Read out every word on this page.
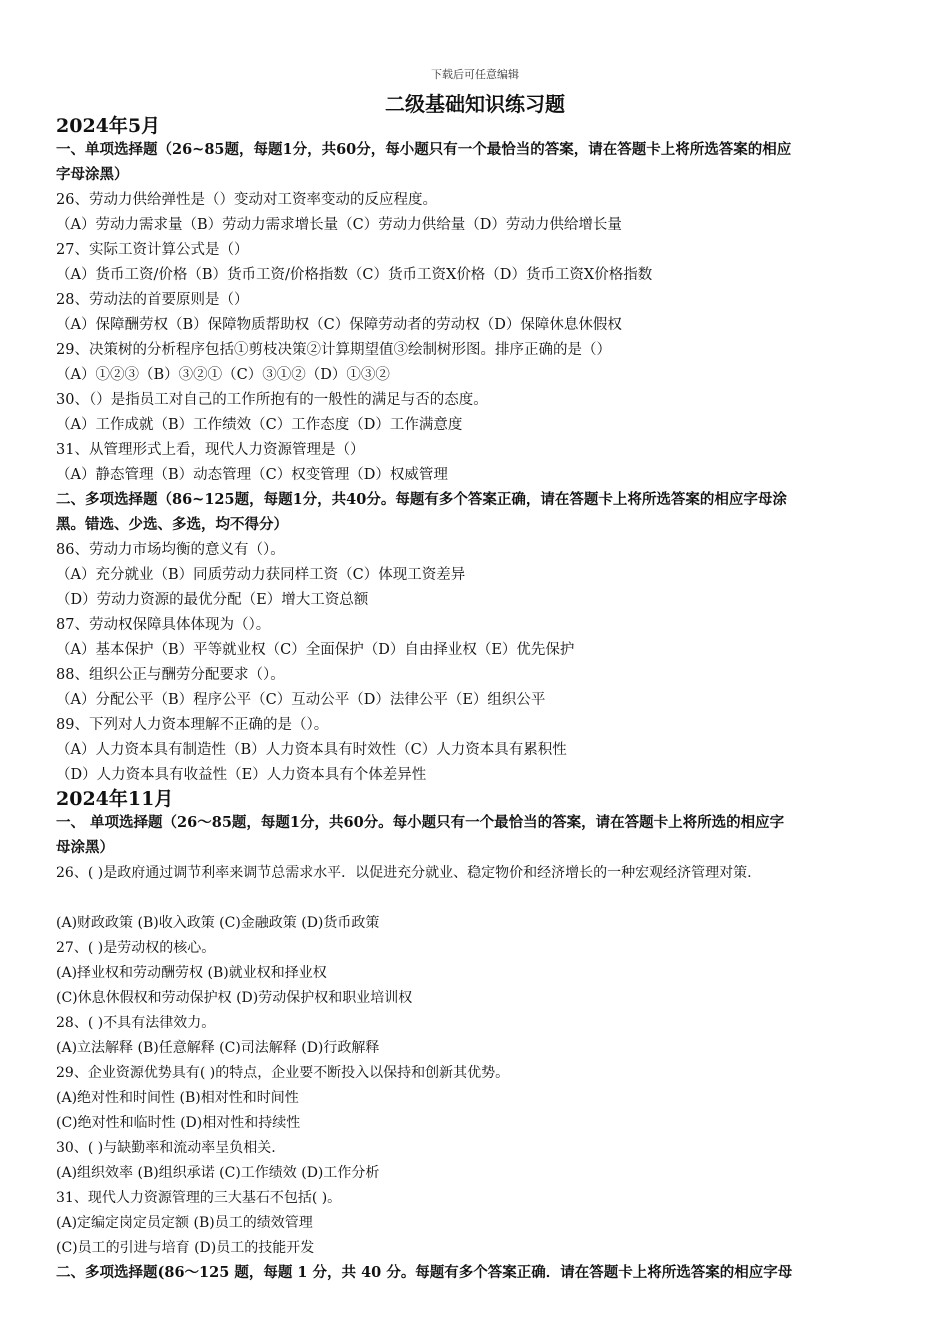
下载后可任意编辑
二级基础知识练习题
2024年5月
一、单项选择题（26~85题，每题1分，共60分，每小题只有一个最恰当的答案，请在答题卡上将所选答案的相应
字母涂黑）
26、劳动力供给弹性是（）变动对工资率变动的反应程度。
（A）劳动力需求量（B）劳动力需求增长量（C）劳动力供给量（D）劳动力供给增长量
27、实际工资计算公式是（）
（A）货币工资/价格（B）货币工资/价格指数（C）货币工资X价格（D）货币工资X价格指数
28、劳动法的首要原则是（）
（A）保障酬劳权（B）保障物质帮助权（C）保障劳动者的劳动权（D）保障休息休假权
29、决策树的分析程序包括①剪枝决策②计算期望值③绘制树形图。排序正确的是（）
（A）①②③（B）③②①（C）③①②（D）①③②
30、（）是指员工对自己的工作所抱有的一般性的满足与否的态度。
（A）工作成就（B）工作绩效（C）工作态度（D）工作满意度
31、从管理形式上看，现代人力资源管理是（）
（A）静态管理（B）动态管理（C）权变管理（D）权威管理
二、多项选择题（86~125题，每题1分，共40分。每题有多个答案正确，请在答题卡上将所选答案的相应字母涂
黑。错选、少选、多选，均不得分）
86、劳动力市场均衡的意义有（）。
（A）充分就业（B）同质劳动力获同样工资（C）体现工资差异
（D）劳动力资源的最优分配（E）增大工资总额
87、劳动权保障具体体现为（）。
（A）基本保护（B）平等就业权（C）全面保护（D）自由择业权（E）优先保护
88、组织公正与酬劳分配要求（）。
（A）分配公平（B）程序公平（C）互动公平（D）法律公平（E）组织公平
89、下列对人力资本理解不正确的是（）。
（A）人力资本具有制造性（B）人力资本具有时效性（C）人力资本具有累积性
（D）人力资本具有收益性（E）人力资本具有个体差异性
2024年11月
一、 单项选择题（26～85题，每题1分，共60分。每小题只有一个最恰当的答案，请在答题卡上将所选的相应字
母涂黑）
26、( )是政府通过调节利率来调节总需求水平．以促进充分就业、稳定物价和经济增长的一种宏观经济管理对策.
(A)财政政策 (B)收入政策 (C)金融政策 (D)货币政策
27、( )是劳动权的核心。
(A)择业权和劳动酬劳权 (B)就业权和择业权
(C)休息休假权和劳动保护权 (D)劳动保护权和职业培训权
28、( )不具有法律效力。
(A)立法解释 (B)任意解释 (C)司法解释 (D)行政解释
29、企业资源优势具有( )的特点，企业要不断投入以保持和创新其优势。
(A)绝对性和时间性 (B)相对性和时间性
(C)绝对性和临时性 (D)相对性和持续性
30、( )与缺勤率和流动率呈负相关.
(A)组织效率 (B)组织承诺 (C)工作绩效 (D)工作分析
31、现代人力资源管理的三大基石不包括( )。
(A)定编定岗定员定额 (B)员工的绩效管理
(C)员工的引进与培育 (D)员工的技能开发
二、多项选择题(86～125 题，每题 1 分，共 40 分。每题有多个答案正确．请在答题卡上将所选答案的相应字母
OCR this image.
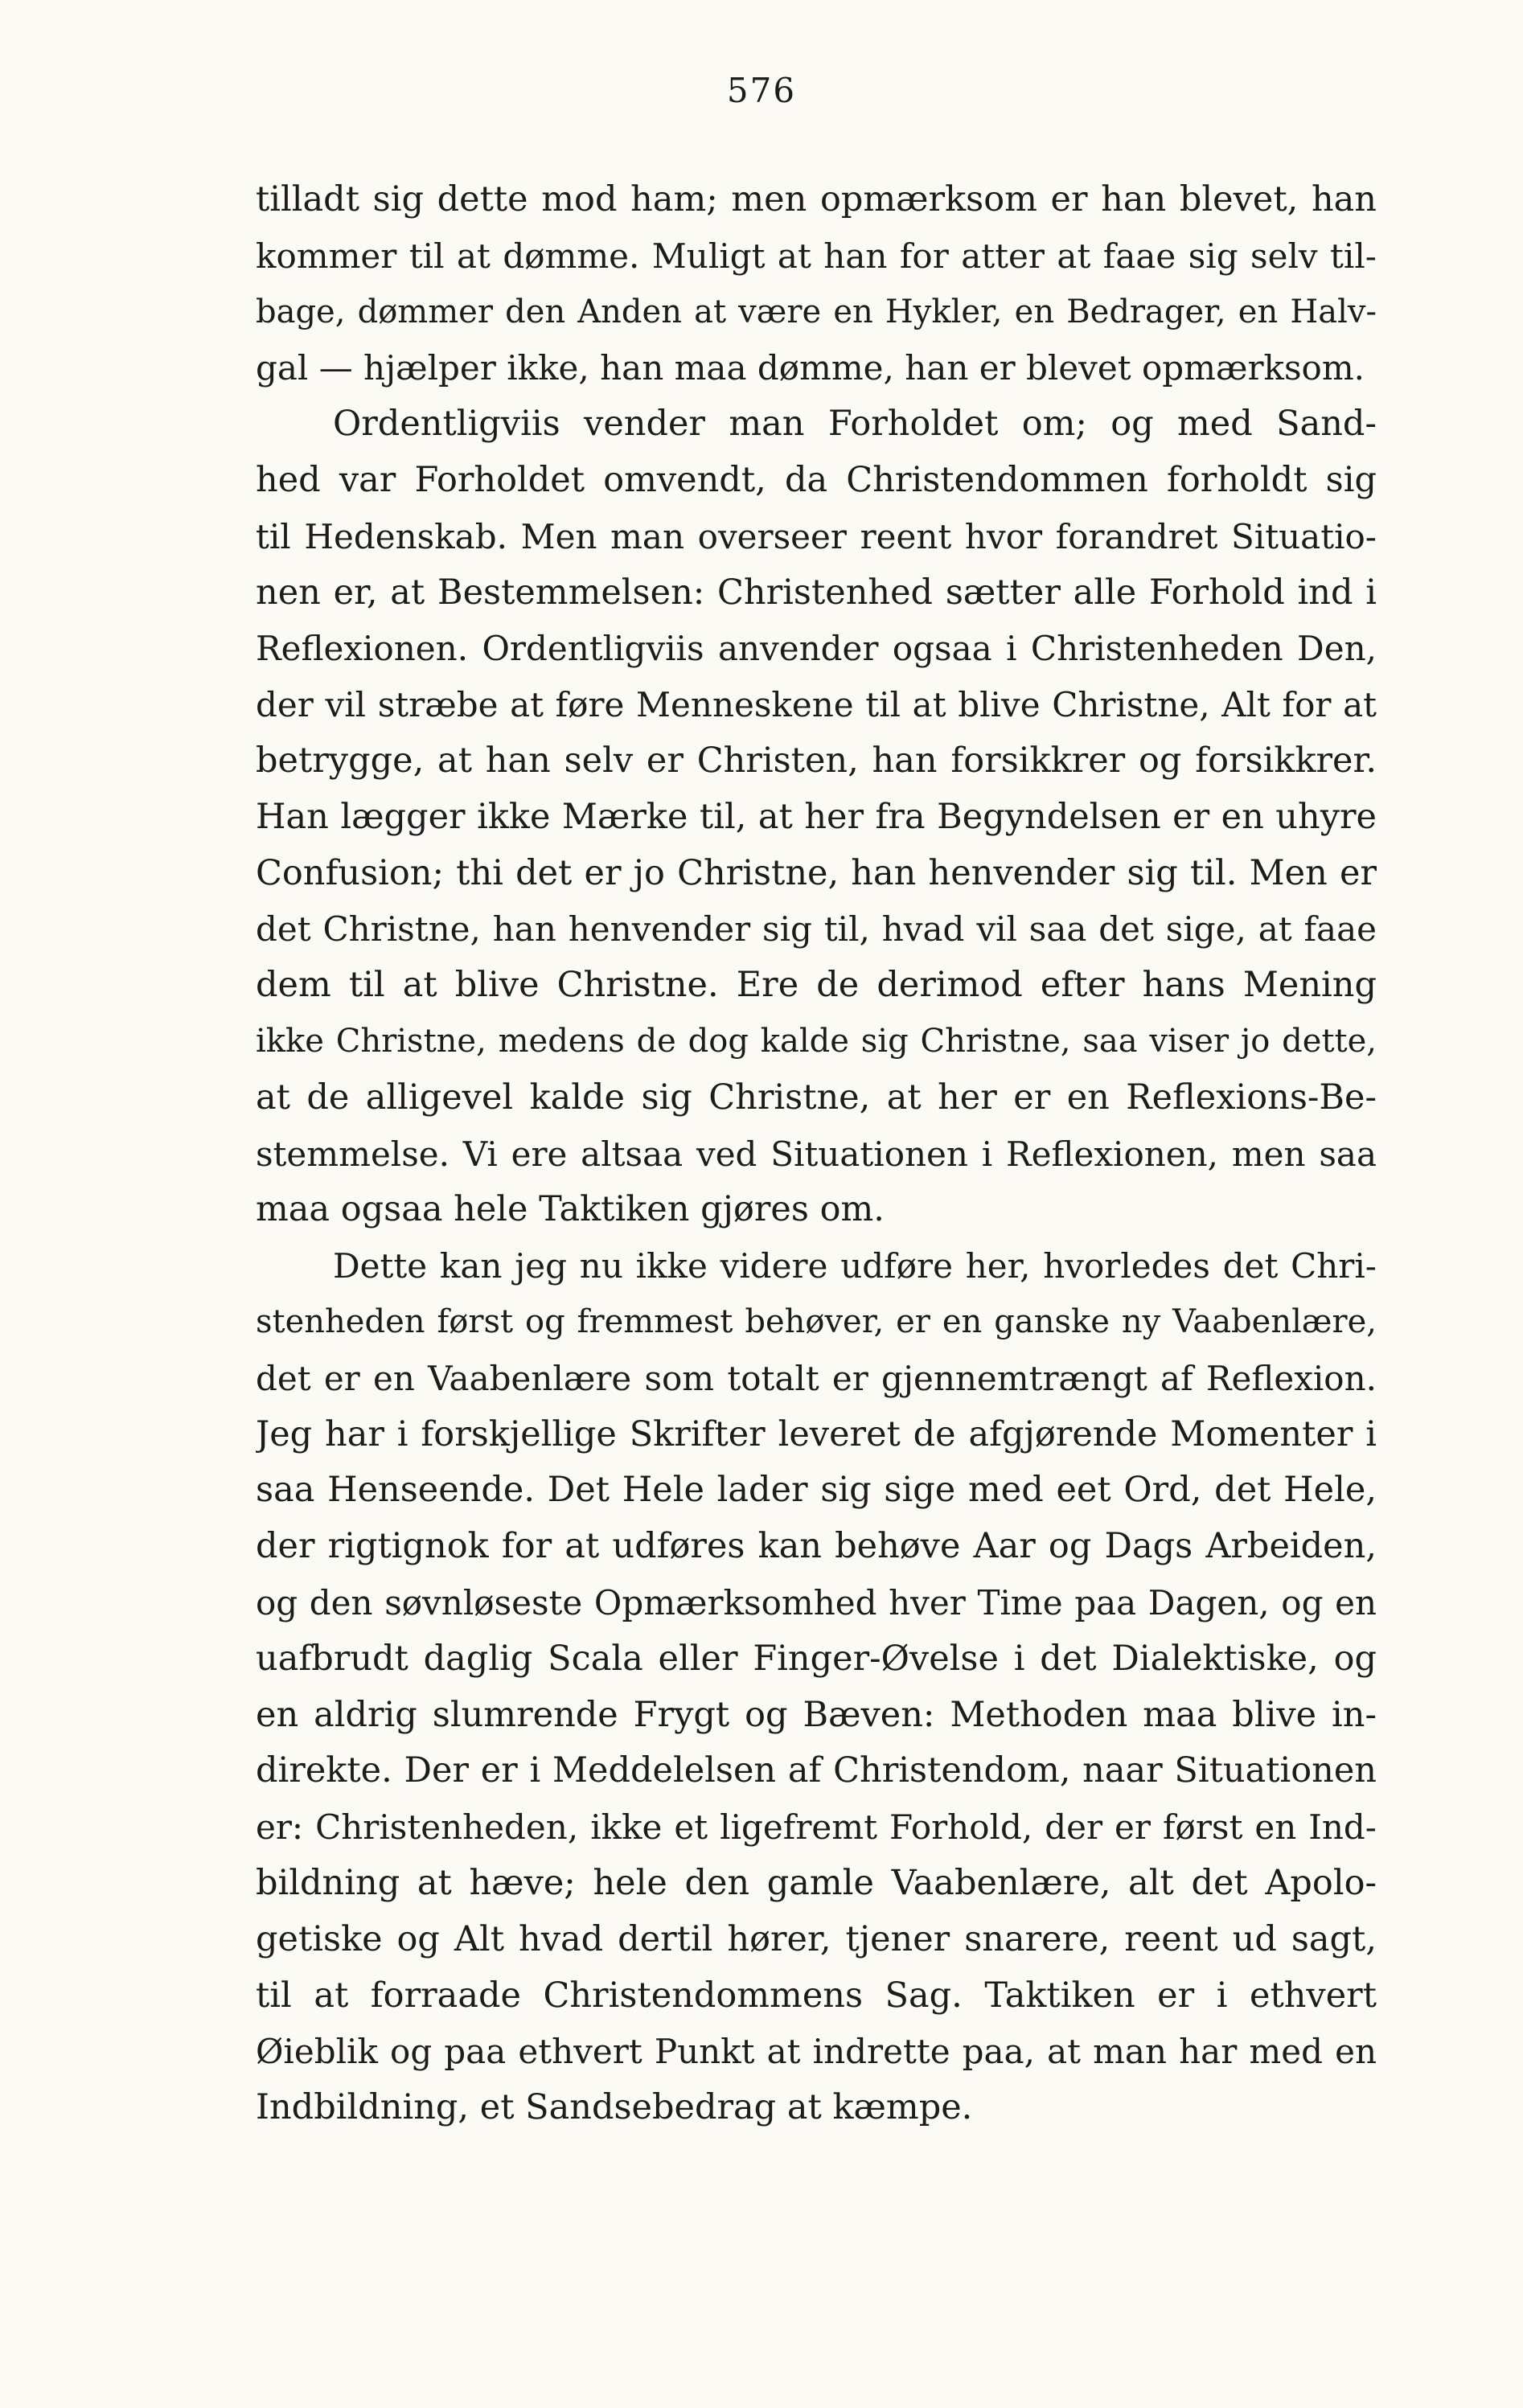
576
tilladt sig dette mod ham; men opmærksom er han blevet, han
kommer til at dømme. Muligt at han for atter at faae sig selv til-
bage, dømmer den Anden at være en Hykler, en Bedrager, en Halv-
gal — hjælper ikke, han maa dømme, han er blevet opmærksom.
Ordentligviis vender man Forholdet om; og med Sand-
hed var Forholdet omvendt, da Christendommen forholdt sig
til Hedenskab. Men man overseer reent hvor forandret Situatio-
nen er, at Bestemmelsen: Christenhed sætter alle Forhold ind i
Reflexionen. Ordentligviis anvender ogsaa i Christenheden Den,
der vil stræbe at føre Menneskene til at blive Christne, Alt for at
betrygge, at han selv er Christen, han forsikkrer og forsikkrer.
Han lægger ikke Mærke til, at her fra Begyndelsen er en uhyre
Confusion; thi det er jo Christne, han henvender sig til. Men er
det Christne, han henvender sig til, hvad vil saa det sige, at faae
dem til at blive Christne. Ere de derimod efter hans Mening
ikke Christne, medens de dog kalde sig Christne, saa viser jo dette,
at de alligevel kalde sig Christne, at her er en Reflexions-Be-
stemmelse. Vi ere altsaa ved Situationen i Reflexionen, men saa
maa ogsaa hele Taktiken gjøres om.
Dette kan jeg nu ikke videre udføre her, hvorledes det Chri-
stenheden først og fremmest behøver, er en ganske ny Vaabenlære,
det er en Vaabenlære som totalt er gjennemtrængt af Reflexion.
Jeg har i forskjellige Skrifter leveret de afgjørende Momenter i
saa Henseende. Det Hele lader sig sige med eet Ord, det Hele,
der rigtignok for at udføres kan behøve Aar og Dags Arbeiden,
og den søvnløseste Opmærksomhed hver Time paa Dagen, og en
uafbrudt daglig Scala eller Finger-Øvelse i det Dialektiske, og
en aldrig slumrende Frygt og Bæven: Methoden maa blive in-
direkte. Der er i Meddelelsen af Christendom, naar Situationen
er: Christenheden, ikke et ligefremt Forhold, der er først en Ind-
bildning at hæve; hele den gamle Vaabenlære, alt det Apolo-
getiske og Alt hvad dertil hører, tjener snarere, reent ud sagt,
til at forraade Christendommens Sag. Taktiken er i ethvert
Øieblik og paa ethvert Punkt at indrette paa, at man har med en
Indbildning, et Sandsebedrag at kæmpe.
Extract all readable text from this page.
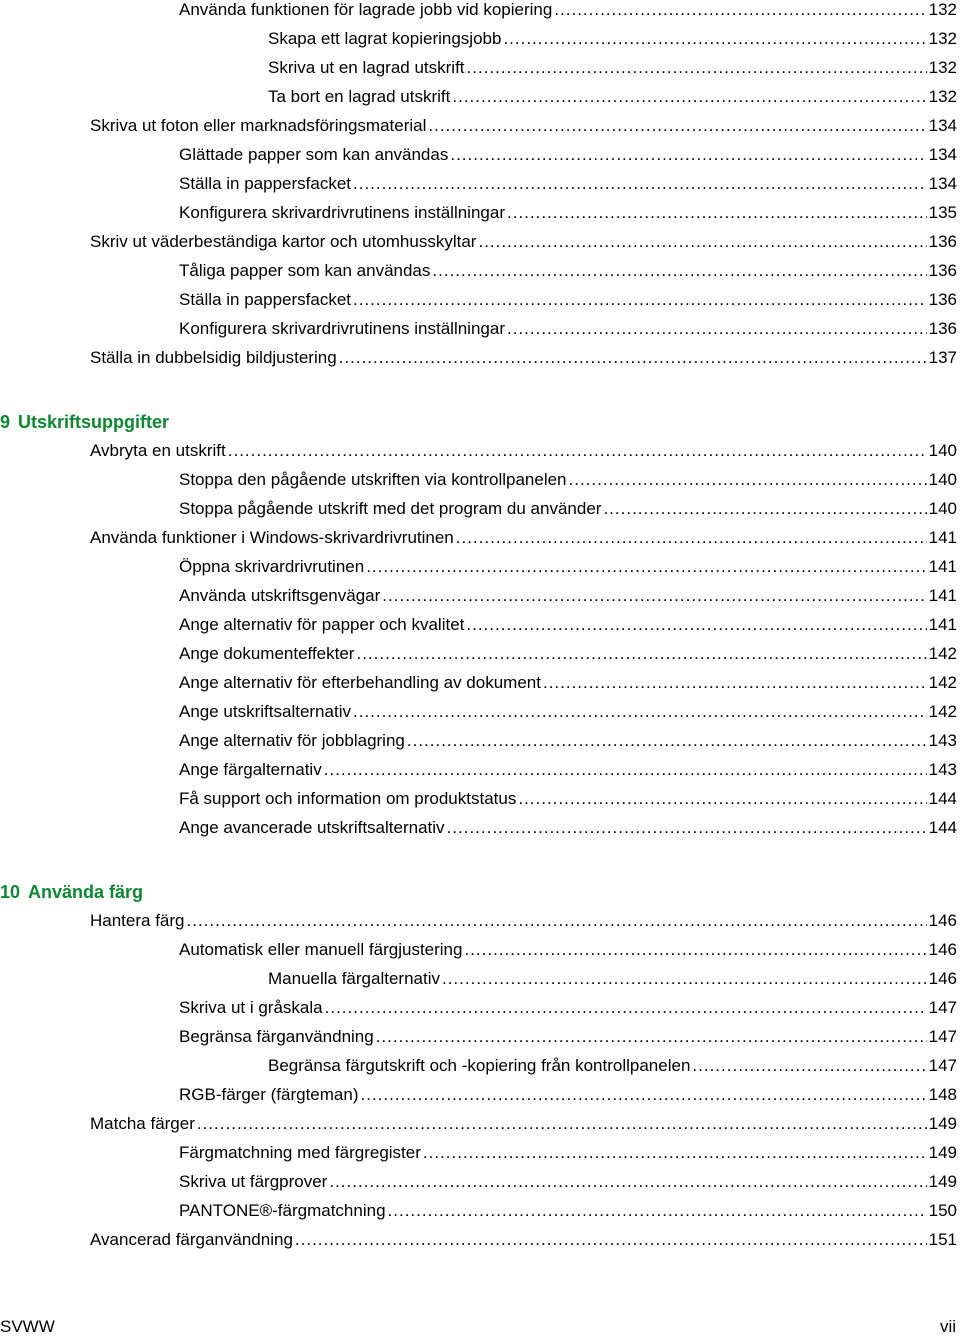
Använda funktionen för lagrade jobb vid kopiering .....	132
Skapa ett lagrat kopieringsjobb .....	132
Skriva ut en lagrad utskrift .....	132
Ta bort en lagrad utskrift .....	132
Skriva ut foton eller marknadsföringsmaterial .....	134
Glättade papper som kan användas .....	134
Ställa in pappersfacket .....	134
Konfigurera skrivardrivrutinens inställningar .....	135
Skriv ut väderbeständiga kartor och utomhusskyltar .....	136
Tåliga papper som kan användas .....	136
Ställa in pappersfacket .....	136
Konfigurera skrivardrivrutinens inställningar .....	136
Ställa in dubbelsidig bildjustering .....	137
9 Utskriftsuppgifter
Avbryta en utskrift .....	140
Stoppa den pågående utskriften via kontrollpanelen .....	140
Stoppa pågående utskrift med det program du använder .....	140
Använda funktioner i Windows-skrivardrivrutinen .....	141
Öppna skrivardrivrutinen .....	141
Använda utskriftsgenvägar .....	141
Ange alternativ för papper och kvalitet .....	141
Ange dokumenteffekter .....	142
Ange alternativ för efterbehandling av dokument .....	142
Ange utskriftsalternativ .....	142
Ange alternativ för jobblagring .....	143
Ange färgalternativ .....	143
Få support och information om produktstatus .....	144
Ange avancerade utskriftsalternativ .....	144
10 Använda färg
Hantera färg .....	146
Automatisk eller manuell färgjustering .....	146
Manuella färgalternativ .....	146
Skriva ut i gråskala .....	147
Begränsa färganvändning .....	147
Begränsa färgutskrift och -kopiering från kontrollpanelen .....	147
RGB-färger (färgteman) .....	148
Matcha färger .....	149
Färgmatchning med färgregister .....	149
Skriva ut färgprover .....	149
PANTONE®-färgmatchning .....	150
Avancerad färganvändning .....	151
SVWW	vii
------------------------------------------------------------------------
> WHAT TO DO
Count the lines of the material that include the word "ogsaa", then report only the total.

> RIGHT ANSWER
2